Page ::

(begin)

[1/7] qtest: don't use system command to avoid double fork

Submitted by Anthony Liguori on April 16, 2013, 2:45 p.m.

Details

Message ID 1366123521-4330-2-git-send-email-aliguori@us.ibm.com
State New
Headers show

Commit Message

Anthony Liguori April 16, 2013, 2:45 p.m.
Currently we waitpid on the child process we spawn off that does
nothing more than system() another process.  While this does not
appear to be incorrect, it's wasteful and confusing so get rid of
it.

Signed-off-by: Anthony Liguori <aliguori@us.ibm.com>
---
 tests/libqtest.c | 11 ++++-------
 1 file changed, 4 insertions(+), 7 deletions(-)

Patch hide | download patch | download mbox

diff --git a/tests/libqtest.c b/tests/libqtest.c
index 389596a..884f959 100644
--- a/tests/libqtest.c
+++ b/tests/libqtest.c
@@ -107,7 +107,7 @@  static pid_t qtest_qemu_pid(QTestState *s)
 QTestState *qtest_init(const char *extra_args)
 {
     QTestState *s;
-    int sock, qmpsock, ret, i;
+    int sock, qmpsock, i;
     gchar *pid_file;
     gchar *command;
     const char *qemu_binary;
@@ -136,10 +136,8 @@  QTestState *qtest_init(const char *extra_args)
                                   "%s", qemu_binary, s->socket_path,
                                   s->qmp_socket_path, pid_file,
                                   extra_args ?: "");
-
-        ret = system(command);
-        exit(ret);
-        g_free(command);
+        execlp("/bin/sh", "sh", "-c", command, NULL);
+        exit(1);
     }
 
     s->fd = socket_accept(sock);
@@ -169,9 +167,8 @@  void qtest_quit(QTestState *s)
 
     pid_t pid = qtest_qemu_pid(s);
     if (pid != -1) {
-        /* kill QEMU, but wait for the child created by us to run system() */
         kill(pid, SIGTERM);
-        waitpid(s->child_pid, &status, 0);
+        waitpid(pid, &status, 0);
     }
 
     unlink(s->pid_file);

(end)

Dataset rows ::
(begin)

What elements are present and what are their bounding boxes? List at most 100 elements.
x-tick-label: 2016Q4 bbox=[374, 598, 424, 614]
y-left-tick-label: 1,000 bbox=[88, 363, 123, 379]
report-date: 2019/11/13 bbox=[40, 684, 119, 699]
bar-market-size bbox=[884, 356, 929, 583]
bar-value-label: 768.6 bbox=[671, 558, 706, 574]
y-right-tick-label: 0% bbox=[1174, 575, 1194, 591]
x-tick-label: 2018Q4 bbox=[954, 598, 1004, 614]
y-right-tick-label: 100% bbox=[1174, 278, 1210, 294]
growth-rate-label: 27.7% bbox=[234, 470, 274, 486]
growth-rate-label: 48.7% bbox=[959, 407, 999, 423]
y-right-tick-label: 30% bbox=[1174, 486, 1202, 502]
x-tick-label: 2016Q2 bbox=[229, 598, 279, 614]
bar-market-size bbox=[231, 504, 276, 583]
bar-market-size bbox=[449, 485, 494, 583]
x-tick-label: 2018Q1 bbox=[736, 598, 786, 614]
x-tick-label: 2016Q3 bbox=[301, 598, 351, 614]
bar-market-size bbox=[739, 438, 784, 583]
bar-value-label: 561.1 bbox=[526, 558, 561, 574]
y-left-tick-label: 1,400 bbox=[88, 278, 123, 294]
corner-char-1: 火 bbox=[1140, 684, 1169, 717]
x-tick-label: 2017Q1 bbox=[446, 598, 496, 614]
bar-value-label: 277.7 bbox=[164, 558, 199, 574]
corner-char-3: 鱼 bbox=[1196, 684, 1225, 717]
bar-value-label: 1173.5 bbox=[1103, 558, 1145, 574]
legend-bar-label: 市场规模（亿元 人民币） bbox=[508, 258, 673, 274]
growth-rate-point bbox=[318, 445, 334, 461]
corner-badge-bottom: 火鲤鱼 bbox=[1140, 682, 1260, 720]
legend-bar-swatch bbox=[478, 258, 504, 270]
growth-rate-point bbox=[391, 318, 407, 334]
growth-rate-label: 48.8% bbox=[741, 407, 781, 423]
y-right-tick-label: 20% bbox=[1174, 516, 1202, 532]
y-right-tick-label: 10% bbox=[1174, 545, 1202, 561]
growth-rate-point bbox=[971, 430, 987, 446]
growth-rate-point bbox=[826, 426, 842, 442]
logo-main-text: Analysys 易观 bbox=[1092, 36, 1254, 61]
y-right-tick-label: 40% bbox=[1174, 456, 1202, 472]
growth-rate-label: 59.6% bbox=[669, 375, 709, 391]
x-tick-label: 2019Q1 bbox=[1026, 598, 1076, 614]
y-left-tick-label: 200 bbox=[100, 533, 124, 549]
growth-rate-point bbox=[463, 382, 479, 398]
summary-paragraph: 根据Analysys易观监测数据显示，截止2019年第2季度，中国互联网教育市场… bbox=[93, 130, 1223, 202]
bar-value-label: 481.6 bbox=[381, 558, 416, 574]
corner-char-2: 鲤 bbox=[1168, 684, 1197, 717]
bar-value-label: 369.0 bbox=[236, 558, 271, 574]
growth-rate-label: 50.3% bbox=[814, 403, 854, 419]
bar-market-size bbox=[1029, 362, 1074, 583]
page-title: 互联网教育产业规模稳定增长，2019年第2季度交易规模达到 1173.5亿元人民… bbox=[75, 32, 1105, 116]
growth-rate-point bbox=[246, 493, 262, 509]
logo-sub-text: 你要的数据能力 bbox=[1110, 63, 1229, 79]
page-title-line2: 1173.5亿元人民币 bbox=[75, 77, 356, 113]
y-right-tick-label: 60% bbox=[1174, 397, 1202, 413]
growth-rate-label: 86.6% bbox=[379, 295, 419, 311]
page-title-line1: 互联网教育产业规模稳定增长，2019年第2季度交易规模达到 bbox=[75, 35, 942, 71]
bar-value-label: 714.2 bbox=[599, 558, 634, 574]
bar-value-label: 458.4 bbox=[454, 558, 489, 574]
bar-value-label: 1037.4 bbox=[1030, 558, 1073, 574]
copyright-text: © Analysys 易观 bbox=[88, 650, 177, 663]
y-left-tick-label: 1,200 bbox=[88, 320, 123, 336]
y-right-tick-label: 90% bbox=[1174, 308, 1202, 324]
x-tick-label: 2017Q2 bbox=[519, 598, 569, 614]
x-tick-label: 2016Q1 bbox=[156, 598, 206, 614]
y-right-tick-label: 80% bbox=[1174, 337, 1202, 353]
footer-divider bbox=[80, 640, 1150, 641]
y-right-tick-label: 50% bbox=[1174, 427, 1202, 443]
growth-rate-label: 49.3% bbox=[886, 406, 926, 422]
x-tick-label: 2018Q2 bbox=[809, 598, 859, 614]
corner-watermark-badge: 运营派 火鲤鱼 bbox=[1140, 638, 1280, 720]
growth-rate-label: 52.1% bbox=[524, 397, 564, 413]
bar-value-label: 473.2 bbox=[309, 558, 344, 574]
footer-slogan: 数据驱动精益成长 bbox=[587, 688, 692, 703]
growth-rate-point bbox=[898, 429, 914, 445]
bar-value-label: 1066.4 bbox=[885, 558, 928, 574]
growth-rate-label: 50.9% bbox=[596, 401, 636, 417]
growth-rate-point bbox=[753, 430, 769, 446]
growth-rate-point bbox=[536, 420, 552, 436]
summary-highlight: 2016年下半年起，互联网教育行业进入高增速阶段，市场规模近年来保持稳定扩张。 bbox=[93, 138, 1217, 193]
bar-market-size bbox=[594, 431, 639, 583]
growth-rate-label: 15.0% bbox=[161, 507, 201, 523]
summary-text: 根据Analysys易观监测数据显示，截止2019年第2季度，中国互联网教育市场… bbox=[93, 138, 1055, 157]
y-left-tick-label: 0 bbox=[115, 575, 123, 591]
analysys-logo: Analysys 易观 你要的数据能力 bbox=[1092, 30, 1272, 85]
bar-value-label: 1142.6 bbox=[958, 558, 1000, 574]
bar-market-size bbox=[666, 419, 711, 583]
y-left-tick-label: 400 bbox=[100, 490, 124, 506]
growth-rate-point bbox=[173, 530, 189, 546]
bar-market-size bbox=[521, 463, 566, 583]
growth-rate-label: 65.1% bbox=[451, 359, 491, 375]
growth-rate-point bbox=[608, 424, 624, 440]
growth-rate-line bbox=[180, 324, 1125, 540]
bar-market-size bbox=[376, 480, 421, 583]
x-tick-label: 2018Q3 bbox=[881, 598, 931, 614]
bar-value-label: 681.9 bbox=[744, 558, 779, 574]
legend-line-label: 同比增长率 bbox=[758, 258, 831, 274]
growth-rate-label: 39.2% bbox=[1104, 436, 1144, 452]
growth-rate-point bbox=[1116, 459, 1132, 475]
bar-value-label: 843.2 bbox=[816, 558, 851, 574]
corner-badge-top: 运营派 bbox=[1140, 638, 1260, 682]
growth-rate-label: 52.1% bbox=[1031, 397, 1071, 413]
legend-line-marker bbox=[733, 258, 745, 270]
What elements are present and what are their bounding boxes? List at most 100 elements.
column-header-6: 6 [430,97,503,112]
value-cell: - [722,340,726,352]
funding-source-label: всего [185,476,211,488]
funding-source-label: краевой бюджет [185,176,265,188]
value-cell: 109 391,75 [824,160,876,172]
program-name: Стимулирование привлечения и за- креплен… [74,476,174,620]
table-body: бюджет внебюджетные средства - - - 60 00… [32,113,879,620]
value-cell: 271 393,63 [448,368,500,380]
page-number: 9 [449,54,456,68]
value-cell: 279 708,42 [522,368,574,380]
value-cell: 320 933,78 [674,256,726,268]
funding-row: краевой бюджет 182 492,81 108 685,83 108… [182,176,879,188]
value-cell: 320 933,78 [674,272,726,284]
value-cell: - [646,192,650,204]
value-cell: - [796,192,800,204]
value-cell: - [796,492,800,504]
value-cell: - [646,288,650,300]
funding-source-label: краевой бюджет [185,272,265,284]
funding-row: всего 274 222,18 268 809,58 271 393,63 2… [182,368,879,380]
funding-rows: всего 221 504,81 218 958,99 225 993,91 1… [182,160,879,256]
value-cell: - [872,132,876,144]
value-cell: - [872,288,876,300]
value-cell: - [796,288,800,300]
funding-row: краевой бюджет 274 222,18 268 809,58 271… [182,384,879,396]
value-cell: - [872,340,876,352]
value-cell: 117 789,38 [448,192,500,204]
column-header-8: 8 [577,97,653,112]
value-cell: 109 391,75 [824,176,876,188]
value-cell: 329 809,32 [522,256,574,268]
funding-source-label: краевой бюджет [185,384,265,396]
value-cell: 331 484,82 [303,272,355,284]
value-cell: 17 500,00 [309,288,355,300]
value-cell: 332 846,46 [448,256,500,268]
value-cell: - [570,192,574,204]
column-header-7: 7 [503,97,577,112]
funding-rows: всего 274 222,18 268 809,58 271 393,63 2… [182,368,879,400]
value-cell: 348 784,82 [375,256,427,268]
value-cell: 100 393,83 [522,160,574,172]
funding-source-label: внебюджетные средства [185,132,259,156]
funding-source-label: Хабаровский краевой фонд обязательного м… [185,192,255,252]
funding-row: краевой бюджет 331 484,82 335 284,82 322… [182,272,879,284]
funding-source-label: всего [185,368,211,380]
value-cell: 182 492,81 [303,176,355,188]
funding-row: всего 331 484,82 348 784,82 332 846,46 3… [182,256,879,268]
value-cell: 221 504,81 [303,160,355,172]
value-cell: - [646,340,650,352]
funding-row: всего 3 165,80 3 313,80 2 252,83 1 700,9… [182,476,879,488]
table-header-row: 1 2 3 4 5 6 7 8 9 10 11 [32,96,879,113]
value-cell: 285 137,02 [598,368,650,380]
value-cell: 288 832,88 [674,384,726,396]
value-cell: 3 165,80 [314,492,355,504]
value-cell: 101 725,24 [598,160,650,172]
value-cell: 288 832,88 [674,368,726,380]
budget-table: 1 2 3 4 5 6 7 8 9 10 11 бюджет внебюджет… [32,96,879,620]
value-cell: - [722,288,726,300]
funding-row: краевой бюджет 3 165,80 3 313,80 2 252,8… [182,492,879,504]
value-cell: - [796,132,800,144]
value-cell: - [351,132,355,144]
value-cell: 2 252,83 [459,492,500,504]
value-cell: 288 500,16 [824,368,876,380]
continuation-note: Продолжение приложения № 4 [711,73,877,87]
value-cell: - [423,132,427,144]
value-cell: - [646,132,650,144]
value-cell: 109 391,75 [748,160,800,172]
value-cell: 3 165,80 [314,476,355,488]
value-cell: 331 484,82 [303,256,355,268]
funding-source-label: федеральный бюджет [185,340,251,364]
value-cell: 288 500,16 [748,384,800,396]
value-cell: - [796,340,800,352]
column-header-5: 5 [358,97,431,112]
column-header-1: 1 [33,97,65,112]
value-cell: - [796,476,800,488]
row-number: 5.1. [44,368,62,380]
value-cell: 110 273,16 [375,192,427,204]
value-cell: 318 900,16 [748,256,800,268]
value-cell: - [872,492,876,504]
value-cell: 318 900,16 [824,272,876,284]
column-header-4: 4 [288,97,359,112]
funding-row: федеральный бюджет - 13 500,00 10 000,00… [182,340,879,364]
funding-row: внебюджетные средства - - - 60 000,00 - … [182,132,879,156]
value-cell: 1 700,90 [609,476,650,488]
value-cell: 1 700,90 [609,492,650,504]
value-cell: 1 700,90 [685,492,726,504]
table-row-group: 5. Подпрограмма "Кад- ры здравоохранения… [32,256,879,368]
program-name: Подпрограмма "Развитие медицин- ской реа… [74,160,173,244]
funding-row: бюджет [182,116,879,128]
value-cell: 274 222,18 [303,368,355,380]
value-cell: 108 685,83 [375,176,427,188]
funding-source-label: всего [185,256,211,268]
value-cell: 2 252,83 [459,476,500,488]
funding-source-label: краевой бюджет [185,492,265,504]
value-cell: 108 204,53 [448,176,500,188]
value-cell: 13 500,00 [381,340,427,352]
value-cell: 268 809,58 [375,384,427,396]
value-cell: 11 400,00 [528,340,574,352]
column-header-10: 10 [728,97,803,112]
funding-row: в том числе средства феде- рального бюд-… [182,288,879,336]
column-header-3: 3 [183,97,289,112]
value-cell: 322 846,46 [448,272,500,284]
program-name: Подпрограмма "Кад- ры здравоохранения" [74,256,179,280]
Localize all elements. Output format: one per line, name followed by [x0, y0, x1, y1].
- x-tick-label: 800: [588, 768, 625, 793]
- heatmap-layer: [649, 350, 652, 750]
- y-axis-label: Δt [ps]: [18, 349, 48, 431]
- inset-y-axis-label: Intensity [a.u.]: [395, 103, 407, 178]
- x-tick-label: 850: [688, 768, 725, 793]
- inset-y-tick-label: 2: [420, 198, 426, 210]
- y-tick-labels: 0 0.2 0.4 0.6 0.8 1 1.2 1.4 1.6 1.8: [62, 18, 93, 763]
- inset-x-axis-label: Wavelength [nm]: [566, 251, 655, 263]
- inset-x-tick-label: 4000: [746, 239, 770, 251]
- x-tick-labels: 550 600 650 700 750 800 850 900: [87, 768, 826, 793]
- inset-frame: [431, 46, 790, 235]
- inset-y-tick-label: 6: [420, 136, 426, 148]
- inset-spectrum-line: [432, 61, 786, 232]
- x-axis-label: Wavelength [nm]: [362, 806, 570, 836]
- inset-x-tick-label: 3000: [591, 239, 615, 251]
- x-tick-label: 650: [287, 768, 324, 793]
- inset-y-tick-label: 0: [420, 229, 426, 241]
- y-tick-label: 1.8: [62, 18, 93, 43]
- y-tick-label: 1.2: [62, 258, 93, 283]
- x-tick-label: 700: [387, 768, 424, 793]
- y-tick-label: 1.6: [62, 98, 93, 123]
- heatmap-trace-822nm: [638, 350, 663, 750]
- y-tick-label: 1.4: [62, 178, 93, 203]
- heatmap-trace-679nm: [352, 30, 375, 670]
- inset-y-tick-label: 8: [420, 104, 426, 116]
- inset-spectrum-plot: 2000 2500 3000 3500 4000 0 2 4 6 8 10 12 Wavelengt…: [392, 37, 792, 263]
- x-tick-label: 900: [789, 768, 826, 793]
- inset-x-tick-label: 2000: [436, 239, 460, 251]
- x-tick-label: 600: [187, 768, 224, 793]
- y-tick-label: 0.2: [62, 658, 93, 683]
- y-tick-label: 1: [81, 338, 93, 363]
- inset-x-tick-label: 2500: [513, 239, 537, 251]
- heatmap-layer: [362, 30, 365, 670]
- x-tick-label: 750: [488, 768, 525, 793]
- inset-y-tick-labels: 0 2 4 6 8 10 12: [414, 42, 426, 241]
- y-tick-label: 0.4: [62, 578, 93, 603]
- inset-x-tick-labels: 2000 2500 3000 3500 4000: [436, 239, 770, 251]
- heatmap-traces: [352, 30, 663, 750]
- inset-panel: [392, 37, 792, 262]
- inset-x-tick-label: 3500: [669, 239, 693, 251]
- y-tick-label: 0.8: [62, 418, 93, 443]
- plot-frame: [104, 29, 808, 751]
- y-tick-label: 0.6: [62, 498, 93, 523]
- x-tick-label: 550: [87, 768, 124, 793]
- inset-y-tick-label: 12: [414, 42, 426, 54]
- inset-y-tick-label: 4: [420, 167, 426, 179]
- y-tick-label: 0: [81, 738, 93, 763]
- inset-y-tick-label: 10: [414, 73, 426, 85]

(end)

Your goal :: Please write out the stretch of the qtest patch from "Submitted by Anthony" through "Liguori April 16, 2013, 2:45 p.m.", matching the original character for character.

Worked answer ::
Submitted by Anthony Liguori on April 16, 2013, 2:45 p.m.

Details

Message ID 1366123521-4330-2-git-send-email-aliguori@us.ibm.com
State New
Headers show

Commit Message

Anthony Liguori April 16, 2013, 2:45 p.m.